Begin
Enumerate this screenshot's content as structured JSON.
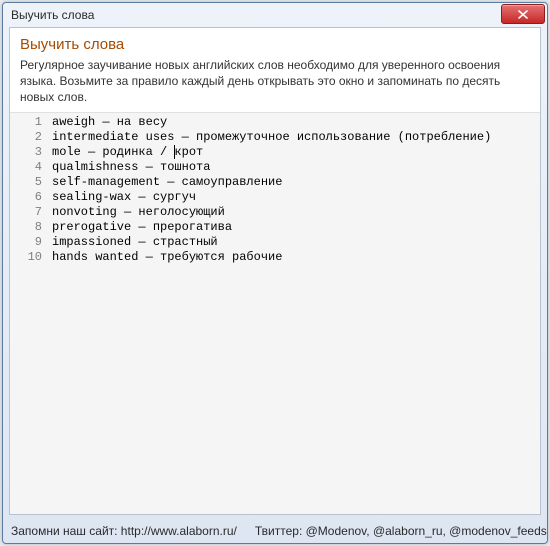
{
  "window": {
    "title": "Выучить слова"
  },
  "header": {
    "heading": "Выучить слова",
    "description": "Регулярное заучивание новых английских слов необходимо для уверенного освоения языка. Возьмите за правило каждый день открывать это окно и запоминать по десять новых слов."
  },
  "editor": {
    "lines": [
      "aweigh — на весу",
      "intermediate uses — промежуточное использование (потребление)",
      "mole — родинка / крот",
      "qualmishness — тошнота",
      "self-management — самоуправление",
      "sealing-wax — сургуч",
      "nonvoting — неголосующий",
      "prerogative — прерогатива",
      "impassioned — страстный",
      "hands wanted — требуются рабочие"
    ],
    "caret": {
      "line": 3,
      "col": 18
    }
  },
  "status": {
    "left": "Запомни наш сайт: http://www.alaborn.ru/",
    "right": "Твиттер: @Modenov, @alaborn_ru, @modenov_feeds"
  }
}
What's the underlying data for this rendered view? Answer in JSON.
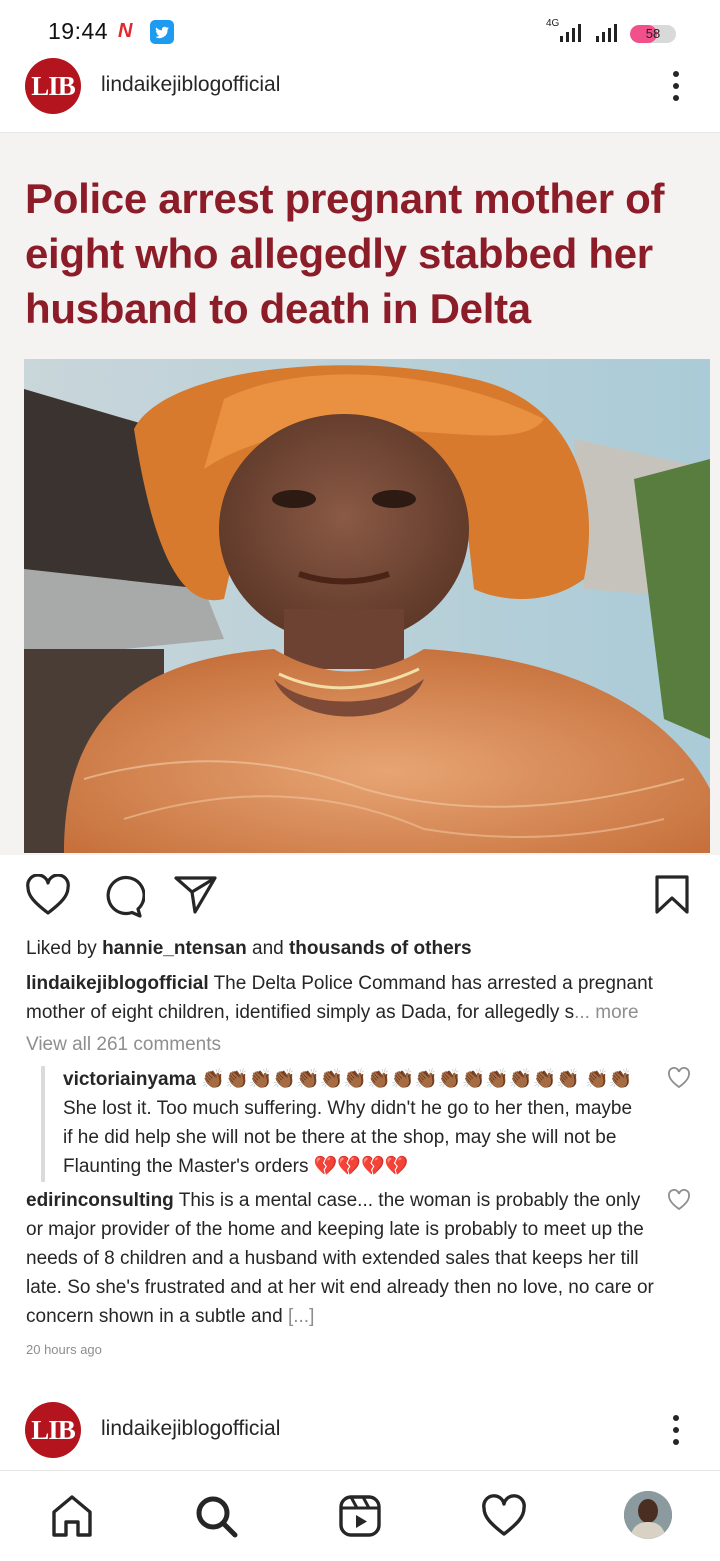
End
▶ _Requirement_:
Reproduce all of the material exactly, apart from the pictures.

▶ _Response_:
Enumerate this screenshot's content as structured JSON.
{
  "window": {
    "title": "Выучить слова"
  },
  "header": {
    "heading": "Выучить слова",
    "description": "Регулярное заучивание новых английских слов необходимо для уверенного освоения языка. Возьмите за правило каждый день открывать это окно и запоминать по десять новых слов."
  },
  "editor": {
    "lines": [
      "aweigh — на весу",
      "intermediate uses — промежуточное использование (потребление)",
      "mole — родинка / крот",
      "qualmishness — тошнота",
      "self-management — самоуправление",
      "sealing-wax — сургуч",
      "nonvoting — неголосующий",
      "prerogative — прерогатива",
      "impassioned — страстный",
      "hands wanted — требуются рабочие"
    ],
    "caret": {
      "line": 3,
      "col": 18
    }
  },
  "status": {
    "left": "Запомни наш сайт: http://www.alaborn.ru/",
    "right": "Твиттер: @Modenov, @alaborn_ru, @modenov_feeds"
  }
}
What's the underlying data for this rendered view? Answer in JSON.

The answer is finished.